In the records below, locate the line containing "Parse this chart: output", then extract it and all following lines exactly, ending with the last line.

> [Supplied data]

— start —

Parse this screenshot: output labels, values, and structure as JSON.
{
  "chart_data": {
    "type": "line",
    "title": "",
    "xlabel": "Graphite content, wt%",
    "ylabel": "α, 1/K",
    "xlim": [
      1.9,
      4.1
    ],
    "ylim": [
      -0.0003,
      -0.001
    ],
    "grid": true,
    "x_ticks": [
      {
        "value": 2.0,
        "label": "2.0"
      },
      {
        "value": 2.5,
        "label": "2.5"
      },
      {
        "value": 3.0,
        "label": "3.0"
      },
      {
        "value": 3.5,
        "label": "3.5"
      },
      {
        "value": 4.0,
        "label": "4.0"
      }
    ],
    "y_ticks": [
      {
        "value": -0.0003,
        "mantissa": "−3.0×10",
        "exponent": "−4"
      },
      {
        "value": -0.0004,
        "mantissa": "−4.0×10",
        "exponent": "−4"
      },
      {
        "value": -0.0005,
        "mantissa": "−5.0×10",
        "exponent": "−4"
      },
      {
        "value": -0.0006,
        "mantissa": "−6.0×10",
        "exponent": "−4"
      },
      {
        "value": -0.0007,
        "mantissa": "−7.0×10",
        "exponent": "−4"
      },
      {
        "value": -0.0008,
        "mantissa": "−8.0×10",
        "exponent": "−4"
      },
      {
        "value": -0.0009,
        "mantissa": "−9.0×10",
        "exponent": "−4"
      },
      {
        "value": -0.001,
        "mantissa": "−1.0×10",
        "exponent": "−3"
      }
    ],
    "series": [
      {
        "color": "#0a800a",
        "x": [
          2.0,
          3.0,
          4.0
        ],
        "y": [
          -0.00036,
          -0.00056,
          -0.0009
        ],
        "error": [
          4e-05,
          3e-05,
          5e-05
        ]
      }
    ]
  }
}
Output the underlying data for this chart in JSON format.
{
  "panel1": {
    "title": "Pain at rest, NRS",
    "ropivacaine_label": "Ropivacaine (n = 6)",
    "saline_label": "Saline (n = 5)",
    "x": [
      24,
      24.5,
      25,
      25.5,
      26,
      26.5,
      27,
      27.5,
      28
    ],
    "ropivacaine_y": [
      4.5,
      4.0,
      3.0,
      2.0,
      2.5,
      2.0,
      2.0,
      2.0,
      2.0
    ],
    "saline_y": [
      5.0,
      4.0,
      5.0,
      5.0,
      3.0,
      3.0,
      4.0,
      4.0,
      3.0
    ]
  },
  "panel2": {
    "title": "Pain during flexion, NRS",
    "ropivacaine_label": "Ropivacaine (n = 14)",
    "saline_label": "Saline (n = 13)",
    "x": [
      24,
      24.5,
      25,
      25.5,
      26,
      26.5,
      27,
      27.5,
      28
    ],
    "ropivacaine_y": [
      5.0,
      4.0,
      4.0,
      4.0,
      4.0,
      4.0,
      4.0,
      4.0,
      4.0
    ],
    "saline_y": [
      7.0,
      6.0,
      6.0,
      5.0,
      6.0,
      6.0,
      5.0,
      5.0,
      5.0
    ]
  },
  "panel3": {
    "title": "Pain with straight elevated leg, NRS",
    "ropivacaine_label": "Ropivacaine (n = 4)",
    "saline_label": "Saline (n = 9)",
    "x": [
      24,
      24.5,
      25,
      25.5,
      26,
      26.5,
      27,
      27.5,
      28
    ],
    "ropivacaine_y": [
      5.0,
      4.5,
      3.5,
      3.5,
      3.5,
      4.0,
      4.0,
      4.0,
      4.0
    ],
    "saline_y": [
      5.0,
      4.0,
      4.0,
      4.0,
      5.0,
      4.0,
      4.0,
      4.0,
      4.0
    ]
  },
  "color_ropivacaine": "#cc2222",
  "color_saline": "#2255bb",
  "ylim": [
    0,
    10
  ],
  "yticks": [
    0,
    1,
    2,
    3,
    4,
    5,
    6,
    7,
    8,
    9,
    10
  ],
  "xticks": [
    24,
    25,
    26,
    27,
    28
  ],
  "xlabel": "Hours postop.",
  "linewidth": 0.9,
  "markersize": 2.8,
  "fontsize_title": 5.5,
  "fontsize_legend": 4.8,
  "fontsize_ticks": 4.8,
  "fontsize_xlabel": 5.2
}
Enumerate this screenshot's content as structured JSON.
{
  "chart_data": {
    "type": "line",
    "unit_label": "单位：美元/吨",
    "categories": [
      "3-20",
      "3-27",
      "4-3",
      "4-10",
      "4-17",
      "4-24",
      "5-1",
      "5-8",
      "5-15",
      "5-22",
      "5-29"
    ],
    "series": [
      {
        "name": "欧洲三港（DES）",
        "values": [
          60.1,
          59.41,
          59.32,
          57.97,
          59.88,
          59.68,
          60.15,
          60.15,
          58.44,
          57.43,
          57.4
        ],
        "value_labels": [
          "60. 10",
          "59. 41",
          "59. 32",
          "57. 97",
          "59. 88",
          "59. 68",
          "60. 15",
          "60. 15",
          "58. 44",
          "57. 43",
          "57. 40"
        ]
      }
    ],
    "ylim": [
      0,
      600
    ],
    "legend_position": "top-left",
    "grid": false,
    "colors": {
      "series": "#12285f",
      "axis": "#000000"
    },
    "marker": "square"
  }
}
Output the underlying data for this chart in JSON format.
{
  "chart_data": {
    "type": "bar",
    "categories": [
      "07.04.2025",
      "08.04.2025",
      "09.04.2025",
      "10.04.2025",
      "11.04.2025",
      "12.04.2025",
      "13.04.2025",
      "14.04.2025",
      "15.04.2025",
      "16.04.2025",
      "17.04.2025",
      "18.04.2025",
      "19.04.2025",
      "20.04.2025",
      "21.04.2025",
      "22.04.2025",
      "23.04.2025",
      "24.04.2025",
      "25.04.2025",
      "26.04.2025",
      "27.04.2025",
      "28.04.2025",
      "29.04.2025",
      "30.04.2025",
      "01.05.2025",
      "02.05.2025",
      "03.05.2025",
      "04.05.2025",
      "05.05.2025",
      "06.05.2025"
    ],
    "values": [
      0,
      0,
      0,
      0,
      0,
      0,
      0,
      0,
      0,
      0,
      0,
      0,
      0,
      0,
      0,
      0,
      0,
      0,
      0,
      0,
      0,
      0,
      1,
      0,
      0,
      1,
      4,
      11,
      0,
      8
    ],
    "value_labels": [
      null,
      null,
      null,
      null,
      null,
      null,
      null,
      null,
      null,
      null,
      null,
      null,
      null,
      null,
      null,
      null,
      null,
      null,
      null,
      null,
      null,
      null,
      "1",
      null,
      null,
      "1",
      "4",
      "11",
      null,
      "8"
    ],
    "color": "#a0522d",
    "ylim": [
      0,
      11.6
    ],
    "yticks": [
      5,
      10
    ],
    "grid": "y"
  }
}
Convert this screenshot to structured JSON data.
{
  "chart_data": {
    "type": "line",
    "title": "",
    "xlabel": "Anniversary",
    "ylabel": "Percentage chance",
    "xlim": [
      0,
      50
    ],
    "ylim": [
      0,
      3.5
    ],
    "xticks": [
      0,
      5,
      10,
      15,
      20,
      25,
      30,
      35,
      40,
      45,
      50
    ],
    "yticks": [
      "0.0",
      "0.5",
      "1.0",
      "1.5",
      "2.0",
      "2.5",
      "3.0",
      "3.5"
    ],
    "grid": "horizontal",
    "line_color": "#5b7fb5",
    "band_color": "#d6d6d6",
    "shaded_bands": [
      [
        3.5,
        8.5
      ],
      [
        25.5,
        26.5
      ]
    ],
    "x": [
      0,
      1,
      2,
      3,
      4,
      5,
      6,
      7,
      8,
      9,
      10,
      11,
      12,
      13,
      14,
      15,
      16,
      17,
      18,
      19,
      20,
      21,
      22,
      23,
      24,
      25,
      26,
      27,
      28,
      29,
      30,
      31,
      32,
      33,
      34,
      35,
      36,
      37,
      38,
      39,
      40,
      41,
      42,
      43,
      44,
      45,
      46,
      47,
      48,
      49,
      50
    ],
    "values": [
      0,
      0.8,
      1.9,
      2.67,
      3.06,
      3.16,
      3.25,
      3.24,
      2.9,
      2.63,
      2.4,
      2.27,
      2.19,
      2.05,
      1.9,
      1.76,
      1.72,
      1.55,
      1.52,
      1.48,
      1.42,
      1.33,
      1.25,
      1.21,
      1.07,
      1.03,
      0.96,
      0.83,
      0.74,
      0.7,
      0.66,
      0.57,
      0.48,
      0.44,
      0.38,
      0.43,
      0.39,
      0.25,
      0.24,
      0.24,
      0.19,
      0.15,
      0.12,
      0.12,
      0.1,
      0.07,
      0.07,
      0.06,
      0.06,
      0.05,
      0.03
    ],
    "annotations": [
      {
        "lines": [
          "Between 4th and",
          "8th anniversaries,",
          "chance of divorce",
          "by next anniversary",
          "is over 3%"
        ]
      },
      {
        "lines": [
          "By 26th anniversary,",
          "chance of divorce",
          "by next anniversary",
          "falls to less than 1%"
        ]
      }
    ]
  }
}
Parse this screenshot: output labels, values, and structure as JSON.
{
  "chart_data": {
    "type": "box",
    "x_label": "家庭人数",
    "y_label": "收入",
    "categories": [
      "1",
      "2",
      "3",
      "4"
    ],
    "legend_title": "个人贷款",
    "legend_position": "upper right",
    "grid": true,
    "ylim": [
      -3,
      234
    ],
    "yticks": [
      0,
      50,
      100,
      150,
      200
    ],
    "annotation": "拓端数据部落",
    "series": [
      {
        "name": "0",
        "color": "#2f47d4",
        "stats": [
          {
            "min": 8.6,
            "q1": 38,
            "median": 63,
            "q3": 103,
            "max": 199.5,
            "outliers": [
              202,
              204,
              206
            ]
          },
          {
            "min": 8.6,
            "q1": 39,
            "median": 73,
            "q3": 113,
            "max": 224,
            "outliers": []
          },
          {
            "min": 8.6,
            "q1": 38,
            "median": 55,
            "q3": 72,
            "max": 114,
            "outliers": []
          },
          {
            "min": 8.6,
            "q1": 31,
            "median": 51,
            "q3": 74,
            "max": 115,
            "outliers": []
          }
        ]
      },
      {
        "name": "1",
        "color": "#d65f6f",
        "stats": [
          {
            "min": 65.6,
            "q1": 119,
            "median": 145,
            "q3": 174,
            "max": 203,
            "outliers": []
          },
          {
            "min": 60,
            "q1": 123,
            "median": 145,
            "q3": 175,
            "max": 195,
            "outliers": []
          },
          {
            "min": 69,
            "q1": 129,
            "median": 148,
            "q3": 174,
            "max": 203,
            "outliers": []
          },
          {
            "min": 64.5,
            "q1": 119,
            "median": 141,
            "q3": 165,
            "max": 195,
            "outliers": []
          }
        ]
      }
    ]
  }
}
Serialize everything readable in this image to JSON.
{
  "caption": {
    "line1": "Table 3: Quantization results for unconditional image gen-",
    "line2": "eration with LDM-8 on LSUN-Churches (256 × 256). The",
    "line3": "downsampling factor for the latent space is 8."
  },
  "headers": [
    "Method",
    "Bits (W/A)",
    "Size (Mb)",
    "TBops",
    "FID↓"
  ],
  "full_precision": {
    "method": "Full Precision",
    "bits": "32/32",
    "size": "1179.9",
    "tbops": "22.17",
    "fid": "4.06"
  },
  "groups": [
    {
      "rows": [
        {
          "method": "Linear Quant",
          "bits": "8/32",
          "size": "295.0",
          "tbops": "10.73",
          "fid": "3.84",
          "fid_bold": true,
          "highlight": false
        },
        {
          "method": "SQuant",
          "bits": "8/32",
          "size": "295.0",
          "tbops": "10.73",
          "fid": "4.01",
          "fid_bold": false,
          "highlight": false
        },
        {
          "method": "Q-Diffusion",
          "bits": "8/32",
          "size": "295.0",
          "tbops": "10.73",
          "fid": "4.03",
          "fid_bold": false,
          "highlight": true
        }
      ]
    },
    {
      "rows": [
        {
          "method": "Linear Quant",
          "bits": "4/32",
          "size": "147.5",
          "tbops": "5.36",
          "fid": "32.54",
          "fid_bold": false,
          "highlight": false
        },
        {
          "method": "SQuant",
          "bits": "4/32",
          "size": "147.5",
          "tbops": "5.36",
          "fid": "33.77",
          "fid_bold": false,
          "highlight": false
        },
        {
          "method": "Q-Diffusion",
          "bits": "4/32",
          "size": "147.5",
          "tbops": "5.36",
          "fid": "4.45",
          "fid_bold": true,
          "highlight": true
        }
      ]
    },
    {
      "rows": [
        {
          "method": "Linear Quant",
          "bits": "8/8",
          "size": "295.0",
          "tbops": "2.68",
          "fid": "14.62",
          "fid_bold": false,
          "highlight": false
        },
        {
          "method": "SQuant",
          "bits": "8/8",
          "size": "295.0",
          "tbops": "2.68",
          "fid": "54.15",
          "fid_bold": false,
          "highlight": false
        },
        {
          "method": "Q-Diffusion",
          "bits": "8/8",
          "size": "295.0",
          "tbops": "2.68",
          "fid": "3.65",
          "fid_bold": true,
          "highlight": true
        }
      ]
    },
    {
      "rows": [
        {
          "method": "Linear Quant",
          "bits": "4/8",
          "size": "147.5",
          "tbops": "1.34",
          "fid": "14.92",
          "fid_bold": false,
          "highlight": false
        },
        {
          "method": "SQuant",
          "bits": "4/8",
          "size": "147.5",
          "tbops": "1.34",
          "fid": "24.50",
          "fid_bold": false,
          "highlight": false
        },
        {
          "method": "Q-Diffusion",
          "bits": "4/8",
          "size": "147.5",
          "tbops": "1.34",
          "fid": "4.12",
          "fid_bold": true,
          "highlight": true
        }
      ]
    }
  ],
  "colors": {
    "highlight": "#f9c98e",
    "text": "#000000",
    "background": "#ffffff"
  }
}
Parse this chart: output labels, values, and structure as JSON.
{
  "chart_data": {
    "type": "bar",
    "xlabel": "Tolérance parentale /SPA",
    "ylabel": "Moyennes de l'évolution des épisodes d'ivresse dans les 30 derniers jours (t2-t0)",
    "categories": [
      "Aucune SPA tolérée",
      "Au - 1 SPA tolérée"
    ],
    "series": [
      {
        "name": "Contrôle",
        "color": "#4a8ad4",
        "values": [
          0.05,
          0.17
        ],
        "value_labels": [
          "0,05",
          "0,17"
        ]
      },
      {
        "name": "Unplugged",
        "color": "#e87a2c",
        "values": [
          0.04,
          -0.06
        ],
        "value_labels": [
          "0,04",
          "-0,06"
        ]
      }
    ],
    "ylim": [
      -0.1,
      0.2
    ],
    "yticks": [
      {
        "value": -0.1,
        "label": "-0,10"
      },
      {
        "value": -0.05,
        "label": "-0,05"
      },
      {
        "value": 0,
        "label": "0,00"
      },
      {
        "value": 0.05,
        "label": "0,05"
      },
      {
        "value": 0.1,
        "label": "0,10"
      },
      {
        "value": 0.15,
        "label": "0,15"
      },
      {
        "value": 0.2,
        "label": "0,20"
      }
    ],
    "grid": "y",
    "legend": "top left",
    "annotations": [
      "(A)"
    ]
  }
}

— end —

> [The completed task]
Parse this chart: output labels, values, and structure as JSON.
{
  "chart_data": {
    "type": "bar",
    "xlabel": "Tolérance parentale /SPA",
    "ylabel": "Moyennes de l'évolution des épisodes d'ivresse dans les 30 derniers jours (t2-t0)",
    "categories": [
      "Aucune SPA tolérée",
      "Au - 1 SPA tolérée"
    ],
    "series": [
      {
        "name": "Contrôle",
        "color": "#4a8ad4",
        "values": [
          0.05,
          0.17
        ],
        "value_labels": [
          "0,05",
          "0,17"
        ]
      },
      {
        "name": "Unplugged",
        "color": "#e87a2c",
        "values": [
          0.04,
          -0.06
        ],
        "value_labels": [
          "0,04",
          "-0,06"
        ]
      }
    ],
    "ylim": [
      -0.1,
      0.2
    ],
    "yticks": [
      {
        "value": -0.1,
        "label": "-0,10"
      },
      {
        "value": -0.05,
        "label": "-0,05"
      },
      {
        "value": 0,
        "label": "0,00"
      },
      {
        "value": 0.05,
        "label": "0,05"
      },
      {
        "value": 0.1,
        "label": "0,10"
      },
      {
        "value": 0.15,
        "label": "0,15"
      },
      {
        "value": 0.2,
        "label": "0,20"
      }
    ],
    "grid": "y",
    "legend": "top left",
    "annotations": [
      "(A)"
    ]
  }
}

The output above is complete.